▸ Problem details
Search the material below for the string "text" and extract each line that has it.

Some records
+--
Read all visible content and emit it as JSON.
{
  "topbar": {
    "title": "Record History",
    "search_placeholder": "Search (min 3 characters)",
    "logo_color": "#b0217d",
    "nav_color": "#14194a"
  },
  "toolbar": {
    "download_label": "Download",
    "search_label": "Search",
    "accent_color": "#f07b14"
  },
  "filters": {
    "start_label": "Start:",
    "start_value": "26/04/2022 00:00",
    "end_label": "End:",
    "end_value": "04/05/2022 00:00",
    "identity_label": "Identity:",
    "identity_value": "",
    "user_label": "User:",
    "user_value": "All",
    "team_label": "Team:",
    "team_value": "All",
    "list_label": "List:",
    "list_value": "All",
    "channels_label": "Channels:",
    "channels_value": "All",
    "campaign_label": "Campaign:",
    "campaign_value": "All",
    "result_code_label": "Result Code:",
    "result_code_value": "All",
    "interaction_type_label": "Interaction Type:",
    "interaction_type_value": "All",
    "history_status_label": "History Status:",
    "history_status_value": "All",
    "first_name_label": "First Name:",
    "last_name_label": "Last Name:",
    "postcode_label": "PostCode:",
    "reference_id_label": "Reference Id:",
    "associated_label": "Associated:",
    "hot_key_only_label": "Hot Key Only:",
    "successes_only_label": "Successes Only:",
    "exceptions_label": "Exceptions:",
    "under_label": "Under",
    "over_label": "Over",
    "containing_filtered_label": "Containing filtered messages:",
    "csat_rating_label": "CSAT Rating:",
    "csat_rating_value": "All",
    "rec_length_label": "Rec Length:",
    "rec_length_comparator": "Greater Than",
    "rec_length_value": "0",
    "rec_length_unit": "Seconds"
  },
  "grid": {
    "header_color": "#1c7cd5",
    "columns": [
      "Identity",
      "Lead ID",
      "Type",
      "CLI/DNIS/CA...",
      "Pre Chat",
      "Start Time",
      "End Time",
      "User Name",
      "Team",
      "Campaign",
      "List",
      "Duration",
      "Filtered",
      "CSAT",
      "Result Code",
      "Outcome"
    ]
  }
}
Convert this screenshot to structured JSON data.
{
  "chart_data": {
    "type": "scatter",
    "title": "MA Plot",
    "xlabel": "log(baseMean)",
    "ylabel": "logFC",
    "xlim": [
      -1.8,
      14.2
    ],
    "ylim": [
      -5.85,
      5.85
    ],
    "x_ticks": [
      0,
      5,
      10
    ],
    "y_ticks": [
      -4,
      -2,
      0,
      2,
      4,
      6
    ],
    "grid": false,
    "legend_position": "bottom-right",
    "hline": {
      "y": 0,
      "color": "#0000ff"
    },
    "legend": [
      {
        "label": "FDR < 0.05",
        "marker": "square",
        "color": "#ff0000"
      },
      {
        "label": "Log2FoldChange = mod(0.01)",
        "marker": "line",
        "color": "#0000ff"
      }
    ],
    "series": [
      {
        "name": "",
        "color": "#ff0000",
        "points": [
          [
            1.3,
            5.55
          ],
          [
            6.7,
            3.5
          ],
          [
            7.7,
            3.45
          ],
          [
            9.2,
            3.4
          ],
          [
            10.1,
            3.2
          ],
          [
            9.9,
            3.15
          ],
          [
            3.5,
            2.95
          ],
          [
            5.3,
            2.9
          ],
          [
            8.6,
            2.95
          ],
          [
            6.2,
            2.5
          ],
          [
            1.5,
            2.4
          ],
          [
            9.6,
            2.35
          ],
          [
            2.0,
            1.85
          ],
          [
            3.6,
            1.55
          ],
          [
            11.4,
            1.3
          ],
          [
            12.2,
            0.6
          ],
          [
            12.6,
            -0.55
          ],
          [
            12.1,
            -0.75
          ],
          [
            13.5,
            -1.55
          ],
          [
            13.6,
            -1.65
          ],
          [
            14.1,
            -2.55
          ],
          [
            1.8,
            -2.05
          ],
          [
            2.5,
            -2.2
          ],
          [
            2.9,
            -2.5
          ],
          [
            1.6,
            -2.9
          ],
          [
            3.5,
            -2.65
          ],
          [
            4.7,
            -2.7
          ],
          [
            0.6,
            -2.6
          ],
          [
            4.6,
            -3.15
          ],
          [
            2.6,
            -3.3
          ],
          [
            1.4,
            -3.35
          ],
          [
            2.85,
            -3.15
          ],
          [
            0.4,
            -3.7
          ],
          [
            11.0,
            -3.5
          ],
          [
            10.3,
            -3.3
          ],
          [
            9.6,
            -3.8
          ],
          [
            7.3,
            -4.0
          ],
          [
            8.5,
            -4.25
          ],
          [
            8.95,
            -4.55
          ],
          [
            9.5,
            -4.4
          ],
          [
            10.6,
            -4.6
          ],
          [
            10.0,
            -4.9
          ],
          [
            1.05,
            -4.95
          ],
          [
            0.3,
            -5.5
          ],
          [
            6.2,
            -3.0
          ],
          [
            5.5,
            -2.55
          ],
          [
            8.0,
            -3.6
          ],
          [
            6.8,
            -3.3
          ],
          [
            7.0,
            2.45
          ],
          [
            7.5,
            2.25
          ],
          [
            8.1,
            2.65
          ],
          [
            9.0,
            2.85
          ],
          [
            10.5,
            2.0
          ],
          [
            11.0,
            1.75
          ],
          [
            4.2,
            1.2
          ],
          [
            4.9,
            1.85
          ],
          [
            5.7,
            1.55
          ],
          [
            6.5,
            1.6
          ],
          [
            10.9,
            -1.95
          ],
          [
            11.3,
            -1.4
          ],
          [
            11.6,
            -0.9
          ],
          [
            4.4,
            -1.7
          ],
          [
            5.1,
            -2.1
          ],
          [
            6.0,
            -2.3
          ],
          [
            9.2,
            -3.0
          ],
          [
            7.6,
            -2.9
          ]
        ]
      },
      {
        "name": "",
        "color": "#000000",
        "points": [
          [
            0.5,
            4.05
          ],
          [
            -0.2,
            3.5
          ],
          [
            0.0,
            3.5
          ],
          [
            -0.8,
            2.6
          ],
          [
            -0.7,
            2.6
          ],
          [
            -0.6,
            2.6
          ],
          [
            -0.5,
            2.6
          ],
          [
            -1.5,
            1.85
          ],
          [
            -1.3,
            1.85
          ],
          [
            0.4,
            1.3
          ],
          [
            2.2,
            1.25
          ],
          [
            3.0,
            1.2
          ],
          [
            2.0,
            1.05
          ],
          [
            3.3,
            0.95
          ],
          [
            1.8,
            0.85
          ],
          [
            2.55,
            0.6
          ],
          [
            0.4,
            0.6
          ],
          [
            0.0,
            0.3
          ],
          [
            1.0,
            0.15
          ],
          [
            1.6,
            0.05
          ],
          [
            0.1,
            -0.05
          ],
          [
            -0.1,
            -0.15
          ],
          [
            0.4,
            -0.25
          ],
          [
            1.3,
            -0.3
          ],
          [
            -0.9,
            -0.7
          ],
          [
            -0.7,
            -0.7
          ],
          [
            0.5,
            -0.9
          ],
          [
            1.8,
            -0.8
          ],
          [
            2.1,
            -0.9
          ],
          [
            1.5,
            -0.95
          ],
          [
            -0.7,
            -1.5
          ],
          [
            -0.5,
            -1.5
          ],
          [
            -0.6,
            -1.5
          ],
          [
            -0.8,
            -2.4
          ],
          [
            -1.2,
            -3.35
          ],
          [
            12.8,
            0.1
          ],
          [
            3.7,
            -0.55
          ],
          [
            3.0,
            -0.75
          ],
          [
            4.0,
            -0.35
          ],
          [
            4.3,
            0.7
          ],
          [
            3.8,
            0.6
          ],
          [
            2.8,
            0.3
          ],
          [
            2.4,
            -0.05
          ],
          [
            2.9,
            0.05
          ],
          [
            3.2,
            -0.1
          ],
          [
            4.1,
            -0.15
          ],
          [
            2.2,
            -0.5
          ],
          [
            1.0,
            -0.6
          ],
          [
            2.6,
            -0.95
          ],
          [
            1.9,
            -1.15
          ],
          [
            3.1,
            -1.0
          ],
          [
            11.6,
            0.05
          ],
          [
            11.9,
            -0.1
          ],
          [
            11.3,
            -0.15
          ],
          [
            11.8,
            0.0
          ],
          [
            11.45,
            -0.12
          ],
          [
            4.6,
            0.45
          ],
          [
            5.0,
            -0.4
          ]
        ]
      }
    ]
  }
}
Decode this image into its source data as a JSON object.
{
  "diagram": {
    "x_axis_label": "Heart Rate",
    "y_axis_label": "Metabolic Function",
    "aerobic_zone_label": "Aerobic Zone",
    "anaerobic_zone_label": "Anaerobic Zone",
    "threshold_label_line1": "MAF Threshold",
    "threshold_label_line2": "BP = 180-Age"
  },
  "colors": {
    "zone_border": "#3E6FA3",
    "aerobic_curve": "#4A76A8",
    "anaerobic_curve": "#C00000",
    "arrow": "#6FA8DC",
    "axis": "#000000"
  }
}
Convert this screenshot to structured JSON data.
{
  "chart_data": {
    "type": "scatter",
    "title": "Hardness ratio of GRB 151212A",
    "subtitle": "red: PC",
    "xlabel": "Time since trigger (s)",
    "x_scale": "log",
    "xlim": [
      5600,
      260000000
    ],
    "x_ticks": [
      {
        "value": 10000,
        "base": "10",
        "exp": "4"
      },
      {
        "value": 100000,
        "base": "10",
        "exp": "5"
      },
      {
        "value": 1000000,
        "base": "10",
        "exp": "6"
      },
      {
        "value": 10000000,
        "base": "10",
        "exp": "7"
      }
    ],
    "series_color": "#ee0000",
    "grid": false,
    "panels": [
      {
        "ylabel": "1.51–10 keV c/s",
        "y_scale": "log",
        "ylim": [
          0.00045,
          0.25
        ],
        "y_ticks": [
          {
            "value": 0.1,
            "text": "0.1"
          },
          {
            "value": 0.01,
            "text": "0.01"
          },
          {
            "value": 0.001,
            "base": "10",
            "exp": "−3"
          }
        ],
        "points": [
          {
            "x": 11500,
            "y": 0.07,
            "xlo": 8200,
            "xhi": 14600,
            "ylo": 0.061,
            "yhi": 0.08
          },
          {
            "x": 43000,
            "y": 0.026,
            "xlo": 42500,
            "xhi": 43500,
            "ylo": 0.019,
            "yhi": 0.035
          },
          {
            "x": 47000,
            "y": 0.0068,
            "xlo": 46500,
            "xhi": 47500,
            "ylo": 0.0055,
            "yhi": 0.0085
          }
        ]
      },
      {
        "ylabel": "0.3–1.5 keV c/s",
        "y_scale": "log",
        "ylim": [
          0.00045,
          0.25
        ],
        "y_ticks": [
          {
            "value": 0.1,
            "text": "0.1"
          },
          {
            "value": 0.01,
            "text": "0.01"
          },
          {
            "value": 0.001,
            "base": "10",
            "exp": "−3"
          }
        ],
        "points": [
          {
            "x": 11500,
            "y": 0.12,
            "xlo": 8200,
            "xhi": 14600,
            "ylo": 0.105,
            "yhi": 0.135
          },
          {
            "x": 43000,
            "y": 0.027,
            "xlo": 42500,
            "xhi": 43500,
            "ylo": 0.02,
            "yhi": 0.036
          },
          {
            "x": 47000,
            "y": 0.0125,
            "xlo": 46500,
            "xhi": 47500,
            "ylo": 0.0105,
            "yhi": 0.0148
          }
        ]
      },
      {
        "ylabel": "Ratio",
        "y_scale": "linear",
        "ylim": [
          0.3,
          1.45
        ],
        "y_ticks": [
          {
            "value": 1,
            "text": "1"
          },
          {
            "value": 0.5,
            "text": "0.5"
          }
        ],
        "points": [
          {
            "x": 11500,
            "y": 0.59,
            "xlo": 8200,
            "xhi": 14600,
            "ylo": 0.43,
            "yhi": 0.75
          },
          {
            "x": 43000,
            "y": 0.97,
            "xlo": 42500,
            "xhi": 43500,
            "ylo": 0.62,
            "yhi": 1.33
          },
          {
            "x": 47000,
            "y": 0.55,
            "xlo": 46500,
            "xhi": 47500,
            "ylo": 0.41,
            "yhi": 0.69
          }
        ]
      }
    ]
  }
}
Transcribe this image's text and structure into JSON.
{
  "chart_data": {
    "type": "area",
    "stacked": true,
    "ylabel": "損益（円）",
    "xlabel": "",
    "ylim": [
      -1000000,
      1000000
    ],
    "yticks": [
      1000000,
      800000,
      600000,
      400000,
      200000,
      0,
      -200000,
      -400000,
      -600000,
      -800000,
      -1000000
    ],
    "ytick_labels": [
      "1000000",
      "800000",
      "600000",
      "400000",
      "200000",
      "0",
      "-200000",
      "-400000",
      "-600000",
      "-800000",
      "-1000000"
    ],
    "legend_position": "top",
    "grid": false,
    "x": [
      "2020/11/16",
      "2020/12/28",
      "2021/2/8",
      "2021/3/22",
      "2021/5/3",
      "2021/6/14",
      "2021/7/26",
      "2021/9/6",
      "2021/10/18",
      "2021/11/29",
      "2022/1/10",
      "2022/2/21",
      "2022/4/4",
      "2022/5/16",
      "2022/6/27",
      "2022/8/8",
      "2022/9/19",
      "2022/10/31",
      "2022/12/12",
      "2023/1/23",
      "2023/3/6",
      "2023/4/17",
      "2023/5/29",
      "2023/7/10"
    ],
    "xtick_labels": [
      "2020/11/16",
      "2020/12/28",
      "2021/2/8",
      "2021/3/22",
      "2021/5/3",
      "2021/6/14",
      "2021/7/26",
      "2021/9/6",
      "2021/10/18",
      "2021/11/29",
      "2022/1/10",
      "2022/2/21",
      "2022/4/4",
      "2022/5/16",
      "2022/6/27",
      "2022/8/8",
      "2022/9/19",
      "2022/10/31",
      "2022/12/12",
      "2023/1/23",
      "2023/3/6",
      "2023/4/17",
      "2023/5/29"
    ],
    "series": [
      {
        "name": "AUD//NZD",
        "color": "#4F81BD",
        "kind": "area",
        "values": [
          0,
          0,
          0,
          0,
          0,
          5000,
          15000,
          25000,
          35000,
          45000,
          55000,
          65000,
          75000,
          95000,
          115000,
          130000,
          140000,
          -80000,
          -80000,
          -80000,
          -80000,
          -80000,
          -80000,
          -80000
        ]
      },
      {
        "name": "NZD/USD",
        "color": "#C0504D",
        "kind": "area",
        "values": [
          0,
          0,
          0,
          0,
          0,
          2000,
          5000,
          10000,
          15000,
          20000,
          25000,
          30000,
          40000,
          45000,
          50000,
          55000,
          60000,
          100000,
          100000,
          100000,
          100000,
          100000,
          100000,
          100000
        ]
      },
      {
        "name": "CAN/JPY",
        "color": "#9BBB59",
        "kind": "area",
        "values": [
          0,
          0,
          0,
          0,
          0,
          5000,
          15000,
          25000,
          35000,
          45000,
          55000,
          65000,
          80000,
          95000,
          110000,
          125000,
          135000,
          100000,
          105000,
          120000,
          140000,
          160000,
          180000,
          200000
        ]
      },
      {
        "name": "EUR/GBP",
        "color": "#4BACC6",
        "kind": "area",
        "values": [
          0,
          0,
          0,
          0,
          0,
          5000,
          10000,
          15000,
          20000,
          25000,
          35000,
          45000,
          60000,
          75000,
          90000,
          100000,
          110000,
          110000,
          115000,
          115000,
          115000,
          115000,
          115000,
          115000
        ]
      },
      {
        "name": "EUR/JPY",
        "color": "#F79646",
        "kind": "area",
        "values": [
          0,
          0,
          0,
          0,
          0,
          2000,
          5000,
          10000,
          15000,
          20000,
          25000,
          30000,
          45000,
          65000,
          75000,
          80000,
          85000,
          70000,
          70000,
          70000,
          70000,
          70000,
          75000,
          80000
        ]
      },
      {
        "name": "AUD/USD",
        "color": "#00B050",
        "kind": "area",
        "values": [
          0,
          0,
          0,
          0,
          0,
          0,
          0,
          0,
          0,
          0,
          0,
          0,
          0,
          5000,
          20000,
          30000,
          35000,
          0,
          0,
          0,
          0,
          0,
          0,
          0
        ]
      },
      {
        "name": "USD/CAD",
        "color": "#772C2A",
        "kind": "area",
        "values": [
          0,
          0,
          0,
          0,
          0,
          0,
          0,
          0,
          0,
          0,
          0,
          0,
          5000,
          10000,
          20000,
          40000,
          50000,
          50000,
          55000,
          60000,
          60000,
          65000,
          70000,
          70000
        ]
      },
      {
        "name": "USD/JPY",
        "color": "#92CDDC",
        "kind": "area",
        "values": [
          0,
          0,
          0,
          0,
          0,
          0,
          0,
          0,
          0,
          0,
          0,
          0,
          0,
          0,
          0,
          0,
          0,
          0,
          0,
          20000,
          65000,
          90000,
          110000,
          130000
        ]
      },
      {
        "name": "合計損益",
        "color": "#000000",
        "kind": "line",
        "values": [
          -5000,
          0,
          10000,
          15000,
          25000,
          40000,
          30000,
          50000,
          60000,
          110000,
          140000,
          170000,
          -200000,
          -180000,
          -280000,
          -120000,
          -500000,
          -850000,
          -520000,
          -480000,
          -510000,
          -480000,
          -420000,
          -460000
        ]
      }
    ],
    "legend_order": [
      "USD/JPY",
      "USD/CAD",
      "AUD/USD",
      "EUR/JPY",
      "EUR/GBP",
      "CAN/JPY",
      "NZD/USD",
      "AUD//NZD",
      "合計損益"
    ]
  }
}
+--
▸ Written answer
            "text": "0.1"
            "text": "0.01"
            "text": "0.1"
            "text": "0.01"
            "text": "1"
            "text": "0.5"
Transcribe this image's text and structure into JSON.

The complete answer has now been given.